%%

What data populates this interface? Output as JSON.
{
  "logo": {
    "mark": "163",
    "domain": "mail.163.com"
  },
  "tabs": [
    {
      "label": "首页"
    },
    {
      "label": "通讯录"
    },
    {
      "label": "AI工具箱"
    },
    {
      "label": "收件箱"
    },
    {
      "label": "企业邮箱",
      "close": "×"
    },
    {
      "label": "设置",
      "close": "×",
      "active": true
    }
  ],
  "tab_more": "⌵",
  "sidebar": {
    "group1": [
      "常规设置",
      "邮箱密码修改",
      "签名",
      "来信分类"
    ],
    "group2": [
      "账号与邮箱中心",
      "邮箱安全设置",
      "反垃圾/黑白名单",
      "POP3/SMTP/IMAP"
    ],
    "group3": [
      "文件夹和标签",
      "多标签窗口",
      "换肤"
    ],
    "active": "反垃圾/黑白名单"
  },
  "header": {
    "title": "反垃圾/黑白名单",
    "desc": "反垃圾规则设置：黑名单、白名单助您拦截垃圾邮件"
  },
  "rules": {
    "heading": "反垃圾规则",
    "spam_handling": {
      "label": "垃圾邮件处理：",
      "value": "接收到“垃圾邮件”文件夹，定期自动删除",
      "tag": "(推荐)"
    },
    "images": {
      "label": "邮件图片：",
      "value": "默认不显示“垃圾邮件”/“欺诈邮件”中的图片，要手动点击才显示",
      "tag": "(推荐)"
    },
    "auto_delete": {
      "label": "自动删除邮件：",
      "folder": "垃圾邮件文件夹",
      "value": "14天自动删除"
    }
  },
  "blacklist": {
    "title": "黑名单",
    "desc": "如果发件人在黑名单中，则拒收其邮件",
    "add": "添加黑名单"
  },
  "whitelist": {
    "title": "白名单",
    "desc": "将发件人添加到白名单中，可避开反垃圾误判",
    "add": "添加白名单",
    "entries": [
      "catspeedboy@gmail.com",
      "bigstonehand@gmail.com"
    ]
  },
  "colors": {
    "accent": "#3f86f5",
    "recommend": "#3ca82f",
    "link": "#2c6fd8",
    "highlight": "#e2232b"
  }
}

%%

Can you restate every record above word for word?

What data populates this interface? Output as JSON.
{
  "logo": {
    "mark": "163",
    "domain": "mail.163.com"
  },
  "tabs": [
    {
      "label": "首页"
    },
    {
      "label": "通讯录"
    },
    {
      "label": "AI工具箱"
    },
    {
      "label": "收件箱"
    },
    {
      "label": "企业邮箱",
      "close": "×"
    },
    {
      "label": "设置",
      "close": "×",
      "active": true
    }
  ],
  "tab_more": "⌵",
  "sidebar": {
    "group1": [
      "常规设置",
      "邮箱密码修改",
      "签名",
      "来信分类"
    ],
    "group2": [
      "账号与邮箱中心",
      "邮箱安全设置",
      "反垃圾/黑白名单",
      "POP3/SMTP/IMAP"
    ],
    "group3": [
      "文件夹和标签",
      "多标签窗口",
      "换肤"
    ],
    "active": "反垃圾/黑白名单"
  },
  "header": {
    "title": "反垃圾/黑白名单",
    "desc": "反垃圾规则设置：黑名单、白名单助您拦截垃圾邮件"
  },
  "rules": {
    "heading": "反垃圾规则",
    "spam_handling": {
      "label": "垃圾邮件处理：",
      "value": "接收到“垃圾邮件”文件夹，定期自动删除",
      "tag": "(推荐)"
    },
    "images": {
      "label": "邮件图片：",
      "value": "默认不显示“垃圾邮件”/“欺诈邮件”中的图片，要手动点击才显示",
      "tag": "(推荐)"
    },
    "auto_delete": {
      "label": "自动删除邮件：",
      "folder": "垃圾邮件文件夹",
      "value": "14天自动删除"
    }
  },
  "blacklist": {
    "title": "黑名单",
    "desc": "如果发件人在黑名单中，则拒收其邮件",
    "add": "添加黑名单"
  },
  "whitelist": {
    "title": "白名单",
    "desc": "将发件人添加到白名单中，可避开反垃圾误判",
    "add": "添加白名单",
    "entries": [
      "catspeedboy@gmail.com",
      "bigstonehand@gmail.com"
    ]
  },
  "colors": {
    "accent": "#3f86f5",
    "recommend": "#3ca82f",
    "link": "#2c6fd8",
    "highlight": "#e2232b"
  }
}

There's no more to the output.